## Provided data
• • • •
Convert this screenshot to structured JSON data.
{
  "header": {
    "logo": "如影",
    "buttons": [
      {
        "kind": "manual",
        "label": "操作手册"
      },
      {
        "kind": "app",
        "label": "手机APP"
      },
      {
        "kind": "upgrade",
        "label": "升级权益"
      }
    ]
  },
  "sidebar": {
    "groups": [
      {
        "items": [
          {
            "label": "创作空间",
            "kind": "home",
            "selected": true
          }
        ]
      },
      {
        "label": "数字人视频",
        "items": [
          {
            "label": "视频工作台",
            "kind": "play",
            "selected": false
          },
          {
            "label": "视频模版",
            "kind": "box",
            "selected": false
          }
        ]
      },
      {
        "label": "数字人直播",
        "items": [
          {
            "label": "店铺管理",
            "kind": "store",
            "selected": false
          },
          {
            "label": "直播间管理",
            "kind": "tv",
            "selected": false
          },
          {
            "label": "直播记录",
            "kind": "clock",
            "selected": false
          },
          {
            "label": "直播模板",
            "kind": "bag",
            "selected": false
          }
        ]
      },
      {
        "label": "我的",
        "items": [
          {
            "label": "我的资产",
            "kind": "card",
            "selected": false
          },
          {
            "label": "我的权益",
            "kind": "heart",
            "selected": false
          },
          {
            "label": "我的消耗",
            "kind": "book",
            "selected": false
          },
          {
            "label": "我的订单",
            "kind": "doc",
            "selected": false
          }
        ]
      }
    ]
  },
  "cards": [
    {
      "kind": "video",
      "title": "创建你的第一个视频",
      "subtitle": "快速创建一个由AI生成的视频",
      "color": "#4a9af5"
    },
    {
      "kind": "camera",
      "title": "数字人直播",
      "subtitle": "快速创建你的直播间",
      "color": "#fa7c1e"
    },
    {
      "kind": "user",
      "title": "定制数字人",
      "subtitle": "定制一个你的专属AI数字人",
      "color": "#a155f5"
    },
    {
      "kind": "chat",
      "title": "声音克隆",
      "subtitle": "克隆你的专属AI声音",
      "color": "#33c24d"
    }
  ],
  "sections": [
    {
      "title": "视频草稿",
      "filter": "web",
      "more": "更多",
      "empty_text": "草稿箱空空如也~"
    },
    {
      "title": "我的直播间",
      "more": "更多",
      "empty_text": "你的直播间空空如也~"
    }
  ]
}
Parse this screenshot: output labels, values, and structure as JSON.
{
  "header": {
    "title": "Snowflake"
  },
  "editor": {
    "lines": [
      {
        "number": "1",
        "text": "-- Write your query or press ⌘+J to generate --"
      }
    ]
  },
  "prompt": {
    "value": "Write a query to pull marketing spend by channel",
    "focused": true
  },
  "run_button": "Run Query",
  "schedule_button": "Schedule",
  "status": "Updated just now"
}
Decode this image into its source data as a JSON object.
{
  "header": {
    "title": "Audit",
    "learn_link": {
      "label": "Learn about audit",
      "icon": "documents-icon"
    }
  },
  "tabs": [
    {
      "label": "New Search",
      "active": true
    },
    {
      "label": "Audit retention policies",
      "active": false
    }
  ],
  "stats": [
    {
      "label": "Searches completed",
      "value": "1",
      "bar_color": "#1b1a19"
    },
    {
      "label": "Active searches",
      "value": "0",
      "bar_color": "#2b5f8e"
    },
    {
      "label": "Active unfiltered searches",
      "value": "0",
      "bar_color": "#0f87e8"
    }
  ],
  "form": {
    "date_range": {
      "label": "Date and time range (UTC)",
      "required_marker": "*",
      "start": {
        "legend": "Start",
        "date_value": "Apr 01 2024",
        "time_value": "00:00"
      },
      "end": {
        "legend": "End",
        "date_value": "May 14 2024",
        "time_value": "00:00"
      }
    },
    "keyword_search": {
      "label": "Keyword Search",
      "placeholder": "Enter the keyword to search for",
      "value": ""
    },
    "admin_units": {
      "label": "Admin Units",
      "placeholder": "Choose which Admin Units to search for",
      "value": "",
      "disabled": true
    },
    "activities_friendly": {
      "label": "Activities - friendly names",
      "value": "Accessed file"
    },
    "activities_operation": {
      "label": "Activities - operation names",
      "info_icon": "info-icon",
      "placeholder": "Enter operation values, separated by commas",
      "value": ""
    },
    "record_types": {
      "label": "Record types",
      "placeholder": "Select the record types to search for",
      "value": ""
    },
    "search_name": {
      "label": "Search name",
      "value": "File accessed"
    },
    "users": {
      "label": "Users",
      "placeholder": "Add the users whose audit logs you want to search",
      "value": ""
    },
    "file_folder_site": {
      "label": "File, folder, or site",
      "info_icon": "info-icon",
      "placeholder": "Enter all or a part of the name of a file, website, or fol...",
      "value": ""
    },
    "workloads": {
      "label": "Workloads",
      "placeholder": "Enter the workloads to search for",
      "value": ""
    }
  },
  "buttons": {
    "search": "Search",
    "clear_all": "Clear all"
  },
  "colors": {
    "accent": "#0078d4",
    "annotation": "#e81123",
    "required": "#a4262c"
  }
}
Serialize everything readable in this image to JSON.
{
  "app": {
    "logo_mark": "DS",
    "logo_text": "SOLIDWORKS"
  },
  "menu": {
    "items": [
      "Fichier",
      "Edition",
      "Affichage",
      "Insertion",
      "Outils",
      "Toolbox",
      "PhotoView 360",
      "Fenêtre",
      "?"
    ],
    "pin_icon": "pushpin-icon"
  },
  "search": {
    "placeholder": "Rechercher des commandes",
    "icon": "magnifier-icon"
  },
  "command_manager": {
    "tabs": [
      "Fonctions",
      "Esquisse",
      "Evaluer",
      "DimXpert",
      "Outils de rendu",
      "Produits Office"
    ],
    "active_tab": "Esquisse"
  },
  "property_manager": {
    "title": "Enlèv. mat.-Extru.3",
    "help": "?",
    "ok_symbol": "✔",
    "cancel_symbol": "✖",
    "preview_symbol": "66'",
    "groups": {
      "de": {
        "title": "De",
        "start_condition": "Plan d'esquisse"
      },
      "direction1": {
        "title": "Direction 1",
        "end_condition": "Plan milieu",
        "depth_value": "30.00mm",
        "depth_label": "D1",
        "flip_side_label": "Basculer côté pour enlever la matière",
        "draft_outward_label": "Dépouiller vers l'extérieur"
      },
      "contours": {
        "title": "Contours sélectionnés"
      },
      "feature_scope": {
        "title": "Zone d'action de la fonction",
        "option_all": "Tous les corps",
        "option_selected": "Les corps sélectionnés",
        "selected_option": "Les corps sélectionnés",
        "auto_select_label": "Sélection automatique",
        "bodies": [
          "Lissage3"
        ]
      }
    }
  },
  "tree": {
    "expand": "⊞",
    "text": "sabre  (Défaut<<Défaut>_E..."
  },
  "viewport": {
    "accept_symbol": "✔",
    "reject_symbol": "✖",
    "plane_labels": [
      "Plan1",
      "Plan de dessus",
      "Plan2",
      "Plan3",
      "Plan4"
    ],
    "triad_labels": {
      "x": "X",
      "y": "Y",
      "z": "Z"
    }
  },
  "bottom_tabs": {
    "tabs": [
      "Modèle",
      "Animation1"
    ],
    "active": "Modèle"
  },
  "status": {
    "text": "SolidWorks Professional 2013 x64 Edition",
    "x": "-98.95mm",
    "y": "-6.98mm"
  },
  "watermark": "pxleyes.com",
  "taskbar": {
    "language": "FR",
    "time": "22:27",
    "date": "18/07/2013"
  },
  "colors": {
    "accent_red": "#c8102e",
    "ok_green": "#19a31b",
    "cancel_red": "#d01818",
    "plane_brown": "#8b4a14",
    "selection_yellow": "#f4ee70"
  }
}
• • • •
## Stated exercise
Reproduce the listing above word for word.

## Task solution
Convert this screenshot to structured JSON data.
{
  "header": {
    "logo": "如影",
    "buttons": [
      {
        "kind": "manual",
        "label": "操作手册"
      },
      {
        "kind": "app",
        "label": "手机APP"
      },
      {
        "kind": "upgrade",
        "label": "升级权益"
      }
    ]
  },
  "sidebar": {
    "groups": [
      {
        "items": [
          {
            "label": "创作空间",
            "kind": "home",
            "selected": true
          }
        ]
      },
      {
        "label": "数字人视频",
        "items": [
          {
            "label": "视频工作台",
            "kind": "play",
            "selected": false
          },
          {
            "label": "视频模版",
            "kind": "box",
            "selected": false
          }
        ]
      },
      {
        "label": "数字人直播",
        "items": [
          {
            "label": "店铺管理",
            "kind": "store",
            "selected": false
          },
          {
            "label": "直播间管理",
            "kind": "tv",
            "selected": false
          },
          {
            "label": "直播记录",
            "kind": "clock",
            "selected": false
          },
          {
            "label": "直播模板",
            "kind": "bag",
            "selected": false
          }
        ]
      },
      {
        "label": "我的",
        "items": [
          {
            "label": "我的资产",
            "kind": "card",
            "selected": false
          },
          {
            "label": "我的权益",
            "kind": "heart",
            "selected": false
          },
          {
            "label": "我的消耗",
            "kind": "book",
            "selected": false
          },
          {
            "label": "我的订单",
            "kind": "doc",
            "selected": false
          }
        ]
      }
    ]
  },
  "cards": [
    {
      "kind": "video",
      "title": "创建你的第一个视频",
      "subtitle": "快速创建一个由AI生成的视频",
      "color": "#4a9af5"
    },
    {
      "kind": "camera",
      "title": "数字人直播",
      "subtitle": "快速创建你的直播间",
      "color": "#fa7c1e"
    },
    {
      "kind": "user",
      "title": "定制数字人",
      "subtitle": "定制一个你的专属AI数字人",
      "color": "#a155f5"
    },
    {
      "kind": "chat",
      "title": "声音克隆",
      "subtitle": "克隆你的专属AI声音",
      "color": "#33c24d"
    }
  ],
  "sections": [
    {
      "title": "视频草稿",
      "filter": "web",
      "more": "更多",
      "empty_text": "草稿箱空空如也~"
    },
    {
      "title": "我的直播间",
      "more": "更多",
      "empty_text": "你的直播间空空如也~"
    }
  ]
}
Parse this screenshot: output labels, values, and structure as JSON.
{
  "header": {
    "title": "Snowflake"
  },
  "editor": {
    "lines": [
      {
        "number": "1",
        "text": "-- Write your query or press ⌘+J to generate --"
      }
    ]
  },
  "prompt": {
    "value": "Write a query to pull marketing spend by channel",
    "focused": true
  },
  "run_button": "Run Query",
  "schedule_button": "Schedule",
  "status": "Updated just now"
}
Decode this image into its source data as a JSON object.
{
  "header": {
    "title": "Audit",
    "learn_link": {
      "label": "Learn about audit",
      "icon": "documents-icon"
    }
  },
  "tabs": [
    {
      "label": "New Search",
      "active": true
    },
    {
      "label": "Audit retention policies",
      "active": false
    }
  ],
  "stats": [
    {
      "label": "Searches completed",
      "value": "1",
      "bar_color": "#1b1a19"
    },
    {
      "label": "Active searches",
      "value": "0",
      "bar_color": "#2b5f8e"
    },
    {
      "label": "Active unfiltered searches",
      "value": "0",
      "bar_color": "#0f87e8"
    }
  ],
  "form": {
    "date_range": {
      "label": "Date and time range (UTC)",
      "required_marker": "*",
      "start": {
        "legend": "Start",
        "date_value": "Apr 01 2024",
        "time_value": "00:00"
      },
      "end": {
        "legend": "End",
        "date_value": "May 14 2024",
        "time_value": "00:00"
      }
    },
    "keyword_search": {
      "label": "Keyword Search",
      "placeholder": "Enter the keyword to search for",
      "value": ""
    },
    "admin_units": {
      "label": "Admin Units",
      "placeholder": "Choose which Admin Units to search for",
      "value": "",
      "disabled": true
    },
    "activities_friendly": {
      "label": "Activities - friendly names",
      "value": "Accessed file"
    },
    "activities_operation": {
      "label": "Activities - operation names",
      "info_icon": "info-icon",
      "placeholder": "Enter operation values, separated by commas",
      "value": ""
    },
    "record_types": {
      "label": "Record types",
      "placeholder": "Select the record types to search for",
      "value": ""
    },
    "search_name": {
      "label": "Search name",
      "value": "File accessed"
    },
    "users": {
      "label": "Users",
      "placeholder": "Add the users whose audit logs you want to search",
      "value": ""
    },
    "file_folder_site": {
      "label": "File, folder, or site",
      "info_icon": "info-icon",
      "placeholder": "Enter all or a part of the name of a file, website, or fol...",
      "value": ""
    },
    "workloads": {
      "label": "Workloads",
      "placeholder": "Enter the workloads to search for",
      "value": ""
    }
  },
  "buttons": {
    "search": "Search",
    "clear_all": "Clear all"
  },
  "colors": {
    "accent": "#0078d4",
    "annotation": "#e81123",
    "required": "#a4262c"
  }
}
Serialize everything readable in this image to JSON.
{
  "app": {
    "logo_mark": "DS",
    "logo_text": "SOLIDWORKS"
  },
  "menu": {
    "items": [
      "Fichier",
      "Edition",
      "Affichage",
      "Insertion",
      "Outils",
      "Toolbox",
      "PhotoView 360",
      "Fenêtre",
      "?"
    ],
    "pin_icon": "pushpin-icon"
  },
  "search": {
    "placeholder": "Rechercher des commandes",
    "icon": "magnifier-icon"
  },
  "command_manager": {
    "tabs": [
      "Fonctions",
      "Esquisse",
      "Evaluer",
      "DimXpert",
      "Outils de rendu",
      "Produits Office"
    ],
    "active_tab": "Esquisse"
  },
  "property_manager": {
    "title": "Enlèv. mat.-Extru.3",
    "help": "?",
    "ok_symbol": "✔",
    "cancel_symbol": "✖",
    "preview_symbol": "66'",
    "groups": {
      "de": {
        "title": "De",
        "start_condition": "Plan d'esquisse"
      },
      "direction1": {
        "title": "Direction 1",
        "end_condition": "Plan milieu",
        "depth_value": "30.00mm",
        "depth_label": "D1",
        "flip_side_label": "Basculer côté pour enlever la matière",
        "draft_outward_label": "Dépouiller vers l'extérieur"
      },
      "contours": {
        "title": "Contours sélectionnés"
      },
      "feature_scope": {
        "title": "Zone d'action de la fonction",
        "option_all": "Tous les corps",
        "option_selected": "Les corps sélectionnés",
        "selected_option": "Les corps sélectionnés",
        "auto_select_label": "Sélection automatique",
        "bodies": [
          "Lissage3"
        ]
      }
    }
  },
  "tree": {
    "expand": "⊞",
    "text": "sabre  (Défaut<<Défaut>_E..."
  },
  "viewport": {
    "accept_symbol": "✔",
    "reject_symbol": "✖",
    "plane_labels": [
      "Plan1",
      "Plan de dessus",
      "Plan2",
      "Plan3",
      "Plan4"
    ],
    "triad_labels": {
      "x": "X",
      "y": "Y",
      "z": "Z"
    }
  },
  "bottom_tabs": {
    "tabs": [
      "Modèle",
      "Animation1"
    ],
    "active": "Modèle"
  },
  "status": {
    "text": "SolidWorks Professional 2013 x64 Edition",
    "x": "-98.95mm",
    "y": "-6.98mm"
  },
  "watermark": "pxleyes.com",
  "taskbar": {
    "language": "FR",
    "time": "22:27",
    "date": "18/07/2013"
  },
  "colors": {
    "accent_red": "#c8102e",
    "ok_green": "#19a31b",
    "cancel_red": "#d01818",
    "plane_brown": "#8b4a14",
    "selection_yellow": "#f4ee70"
  }
}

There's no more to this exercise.